_Given instruction_:
Go through the records and show each line where the word "this" occurs.

_Exercise inputs_:
•••••

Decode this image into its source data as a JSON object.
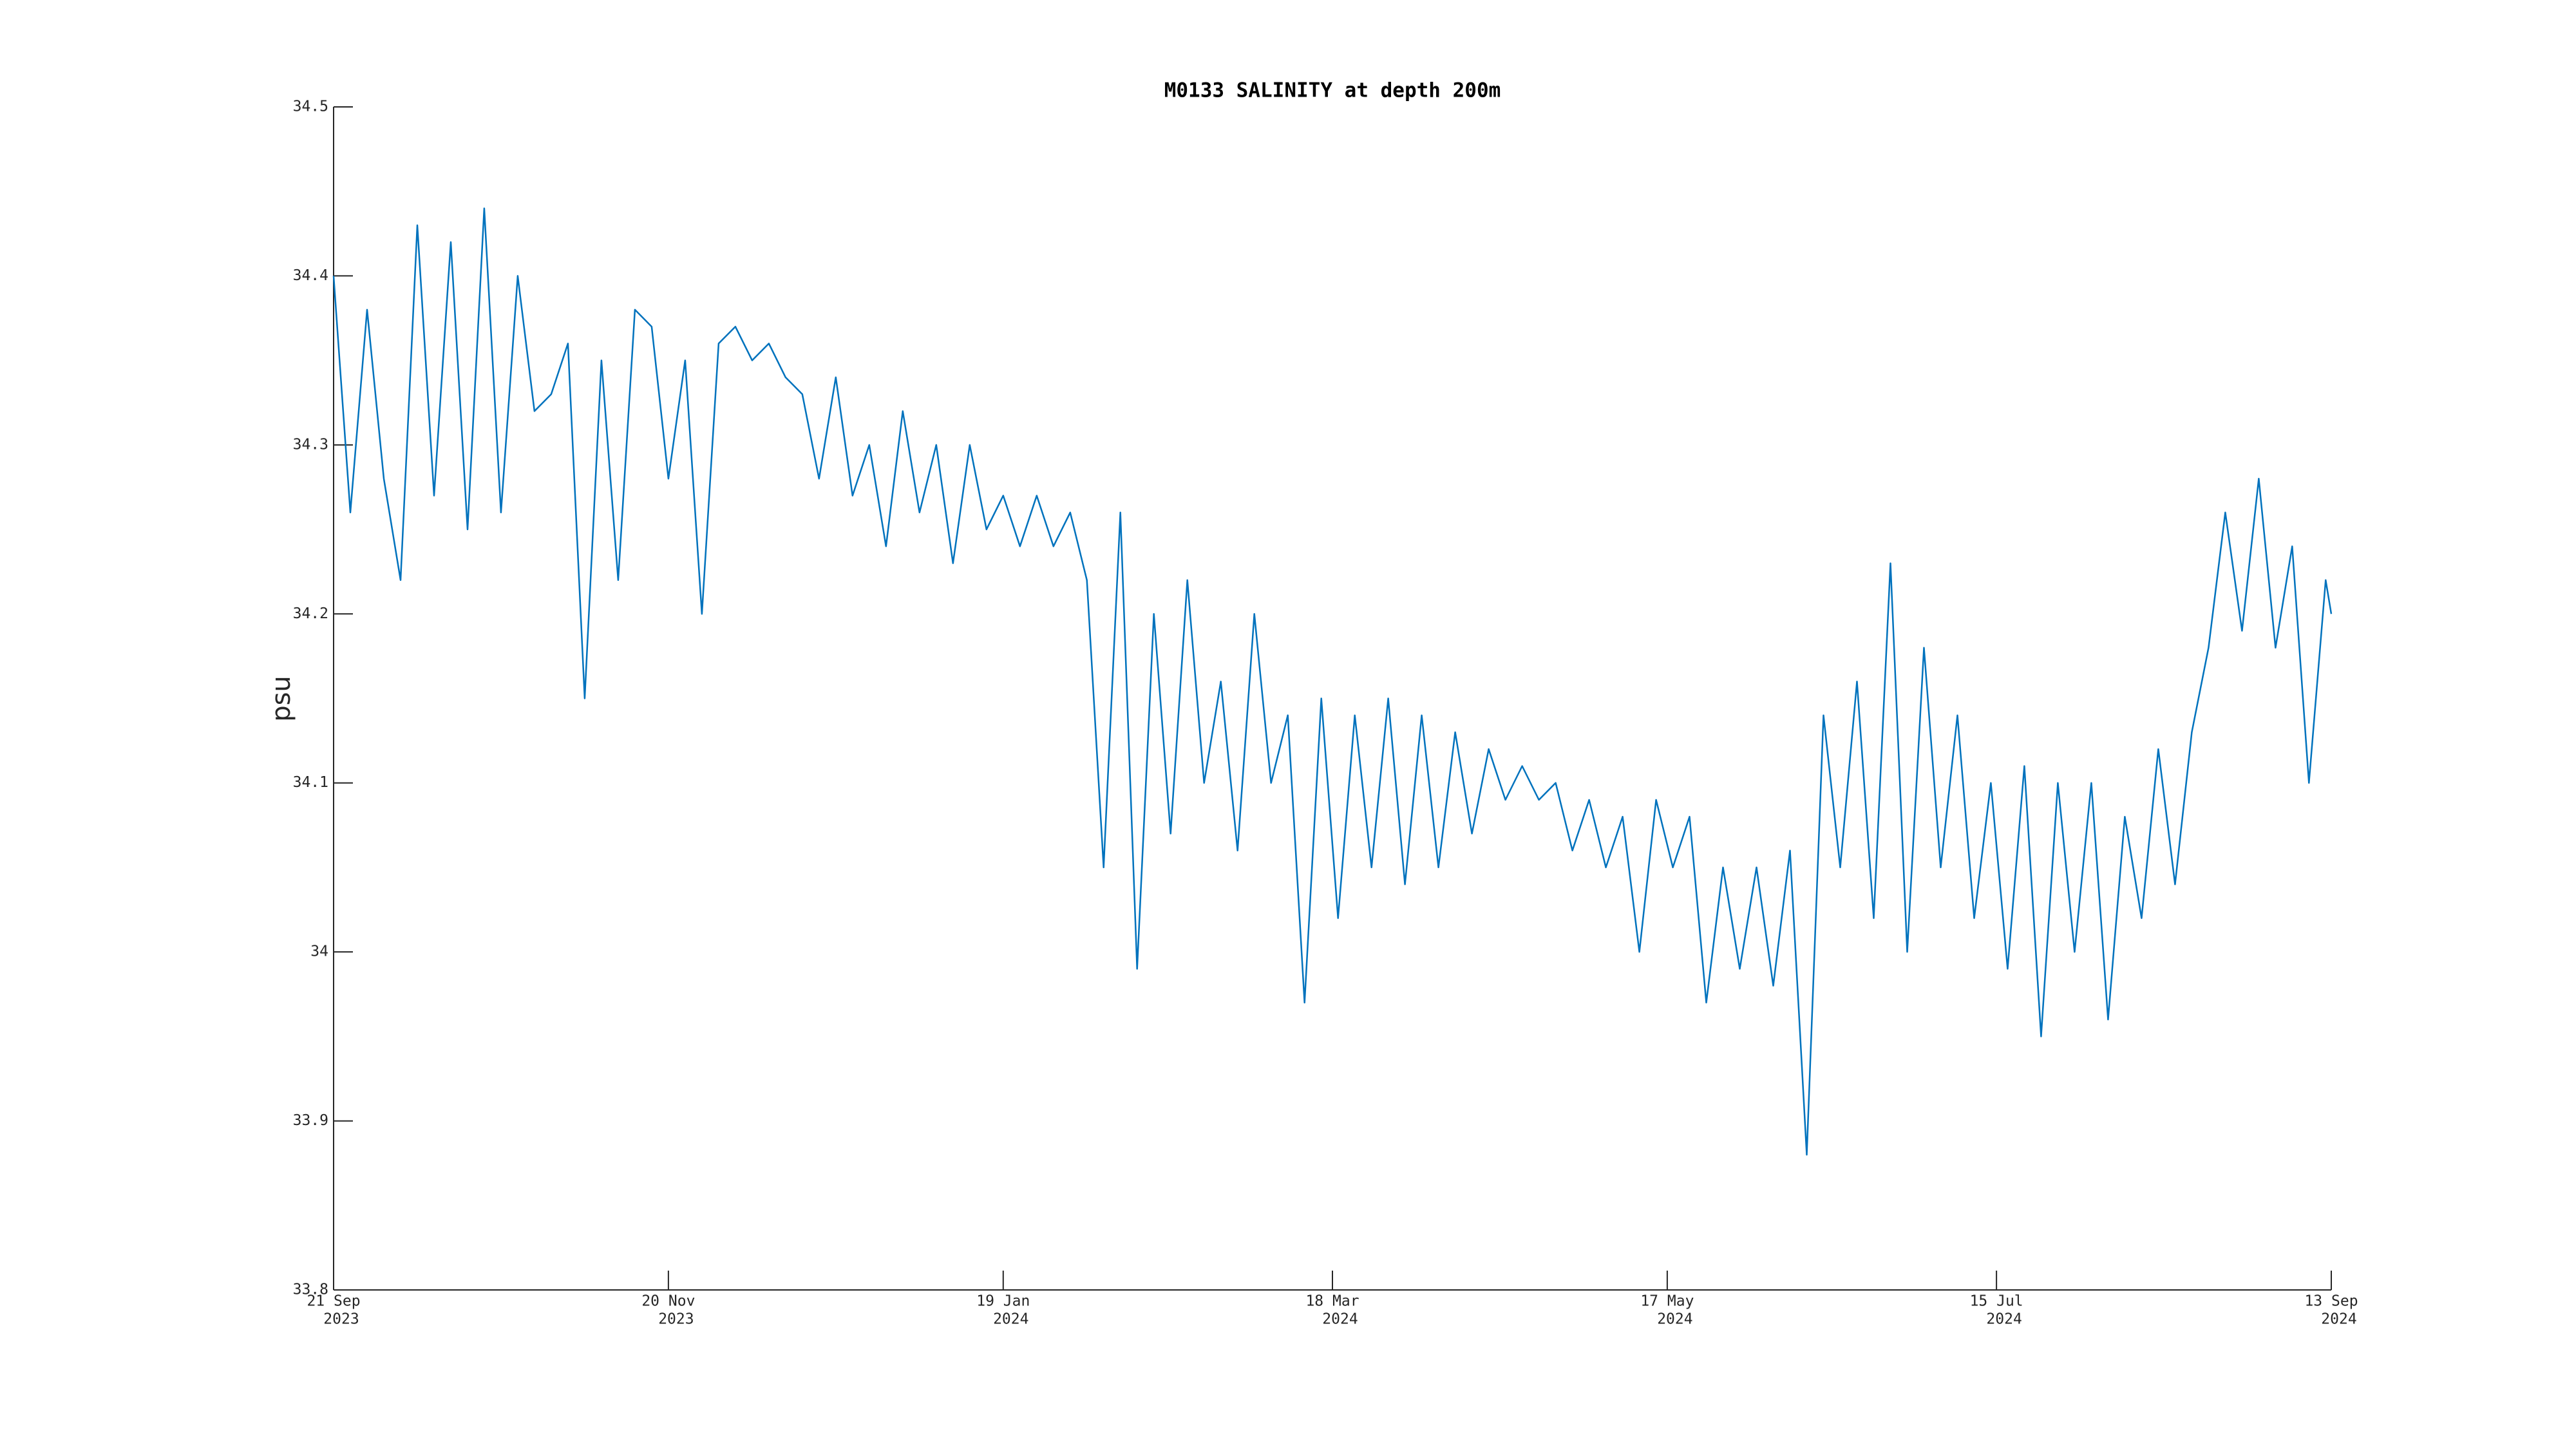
{
  "chart_data": {
    "type": "line",
    "title": "M0133 SALINITY at depth 200m",
    "y_label": "psu",
    "color": "#0072bd",
    "xlim": [
      "2023-09-21",
      "2024-09-13"
    ],
    "xticks": [
      {
        "value": "2023-09-21",
        "label": [
          "21 Sep",
          "2023"
        ]
      },
      {
        "value": "2023-11-20",
        "label": [
          "20 Nov",
          "2023"
        ]
      },
      {
        "value": "2024-01-19",
        "label": [
          "19 Jan",
          "2024"
        ]
      },
      {
        "value": "2024-03-18",
        "label": [
          "18 Mar",
          "2024"
        ]
      },
      {
        "value": "2024-05-17",
        "label": [
          "17 May",
          "2024"
        ]
      },
      {
        "value": "2024-07-15",
        "label": [
          "15 Jul",
          "2024"
        ]
      },
      {
        "value": "2024-09-13",
        "label": [
          "13 Sep",
          "2024"
        ]
      }
    ],
    "ylim": [
      33.8,
      34.5
    ],
    "yticks": [
      33.8,
      33.9,
      34,
      34.1,
      34.2,
      34.3,
      34.4,
      34.5
    ],
    "grid": false,
    "x": [
      "2023-09-21",
      "2023-09-24",
      "2023-09-27",
      "2023-09-30",
      "2023-10-03",
      "2023-10-06",
      "2023-10-09",
      "2023-10-12",
      "2023-10-15",
      "2023-10-18",
      "2023-10-21",
      "2023-10-24",
      "2023-10-27",
      "2023-10-30",
      "2023-11-02",
      "2023-11-05",
      "2023-11-08",
      "2023-11-11",
      "2023-11-14",
      "2023-11-17",
      "2023-11-20",
      "2023-11-23",
      "2023-11-26",
      "2023-11-29",
      "2023-12-02",
      "2023-12-05",
      "2023-12-08",
      "2023-12-11",
      "2023-12-14",
      "2023-12-17",
      "2023-12-20",
      "2023-12-23",
      "2023-12-26",
      "2023-12-29",
      "2024-01-01",
      "2024-01-04",
      "2024-01-07",
      "2024-01-10",
      "2024-01-13",
      "2024-01-16",
      "2024-01-19",
      "2024-01-22",
      "2024-01-25",
      "2024-01-28",
      "2024-01-31",
      "2024-02-03",
      "2024-02-06",
      "2024-02-09",
      "2024-02-12",
      "2024-02-15",
      "2024-02-18",
      "2024-02-21",
      "2024-02-24",
      "2024-02-27",
      "2024-03-01",
      "2024-03-04",
      "2024-03-07",
      "2024-03-10",
      "2024-03-13",
      "2024-03-16",
      "2024-03-19",
      "2024-03-22",
      "2024-03-25",
      "2024-03-28",
      "2024-03-31",
      "2024-04-03",
      "2024-04-06",
      "2024-04-09",
      "2024-04-12",
      "2024-04-15",
      "2024-04-18",
      "2024-04-21",
      "2024-04-24",
      "2024-04-27",
      "2024-04-30",
      "2024-05-03",
      "2024-05-06",
      "2024-05-09",
      "2024-05-12",
      "2024-05-15",
      "2024-05-18",
      "2024-05-21",
      "2024-05-24",
      "2024-05-27",
      "2024-05-30",
      "2024-06-02",
      "2024-06-05",
      "2024-06-08",
      "2024-06-11",
      "2024-06-14",
      "2024-06-17",
      "2024-06-20",
      "2024-06-23",
      "2024-06-26",
      "2024-06-29",
      "2024-07-02",
      "2024-07-05",
      "2024-07-08",
      "2024-07-11",
      "2024-07-14",
      "2024-07-17",
      "2024-07-20",
      "2024-07-23",
      "2024-07-26",
      "2024-07-29",
      "2024-08-01",
      "2024-08-04",
      "2024-08-07",
      "2024-08-10",
      "2024-08-13",
      "2024-08-16",
      "2024-08-19",
      "2024-08-22",
      "2024-08-25",
      "2024-08-28",
      "2024-08-31",
      "2024-09-03",
      "2024-09-06",
      "2024-09-09",
      "2024-09-12",
      "2024-09-13"
    ],
    "values": [
      34.4,
      34.26,
      34.38,
      34.28,
      34.22,
      34.43,
      34.27,
      34.42,
      34.25,
      34.44,
      34.26,
      34.4,
      34.32,
      34.33,
      34.36,
      34.15,
      34.35,
      34.22,
      34.38,
      34.37,
      34.28,
      34.35,
      34.2,
      34.36,
      34.37,
      34.35,
      34.36,
      34.34,
      34.33,
      34.28,
      34.34,
      34.27,
      34.3,
      34.24,
      34.32,
      34.26,
      34.3,
      34.23,
      34.3,
      34.25,
      34.27,
      34.24,
      34.27,
      34.24,
      34.26,
      34.22,
      34.05,
      34.26,
      33.99,
      34.2,
      34.07,
      34.22,
      34.1,
      34.16,
      34.06,
      34.2,
      34.1,
      34.14,
      33.97,
      34.15,
      34.02,
      34.14,
      34.05,
      34.15,
      34.04,
      34.14,
      34.05,
      34.13,
      34.07,
      34.12,
      34.09,
      34.11,
      34.09,
      34.1,
      34.06,
      34.09,
      34.05,
      34.08,
      34.0,
      34.09,
      34.05,
      34.08,
      33.97,
      34.05,
      33.99,
      34.05,
      33.98,
      34.06,
      33.88,
      34.14,
      34.05,
      34.16,
      34.02,
      34.23,
      34.0,
      34.18,
      34.05,
      34.14,
      34.02,
      34.1,
      33.99,
      34.11,
      33.95,
      34.1,
      34.0,
      34.1,
      33.96,
      34.08,
      34.02,
      34.12,
      34.04,
      34.13,
      34.18,
      34.26,
      34.19,
      34.28,
      34.18,
      34.24,
      34.1,
      34.22,
      34.2
    ]
  }
}
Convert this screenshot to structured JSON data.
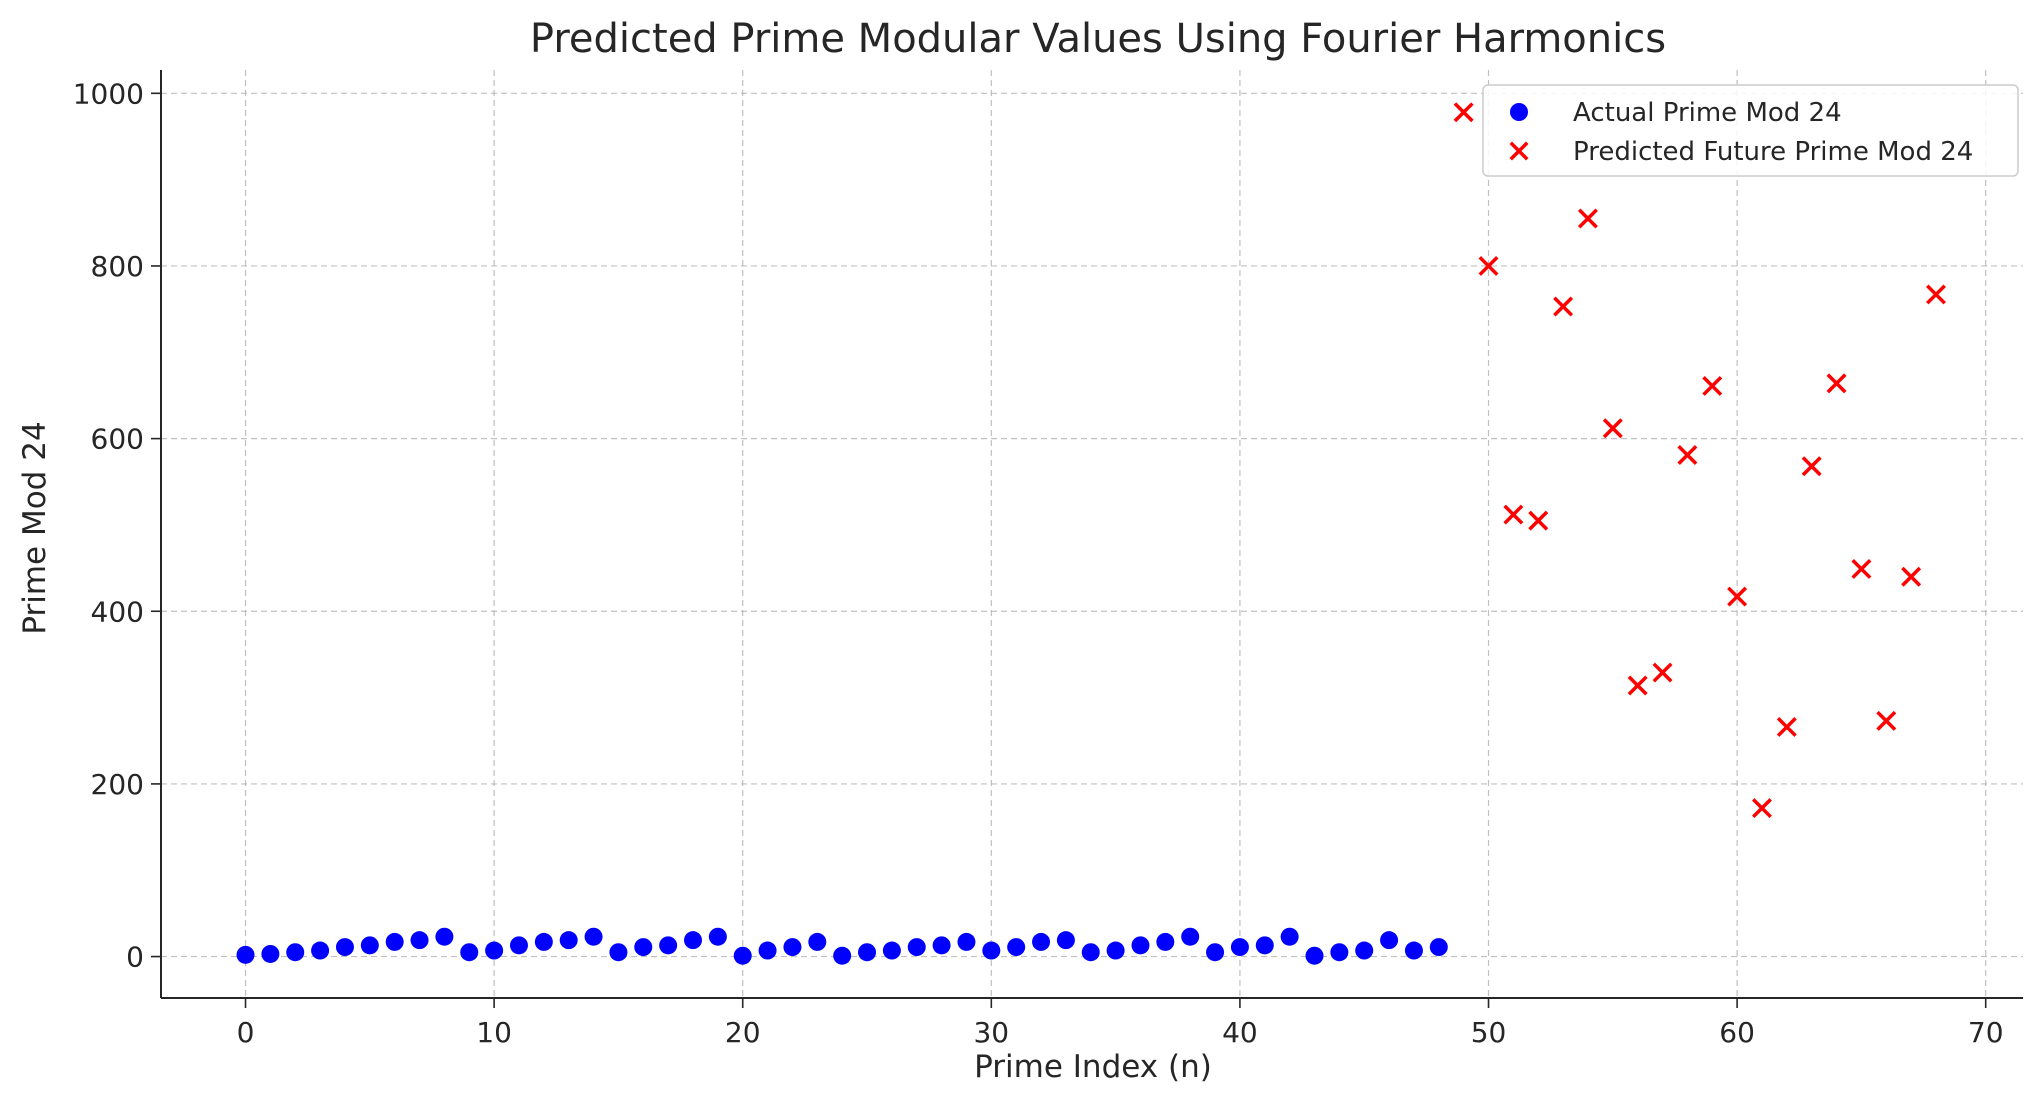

•••••

_The reply_:
Decode this image into its source data as a JSON object.
Convert this screenshot to structured JSON data.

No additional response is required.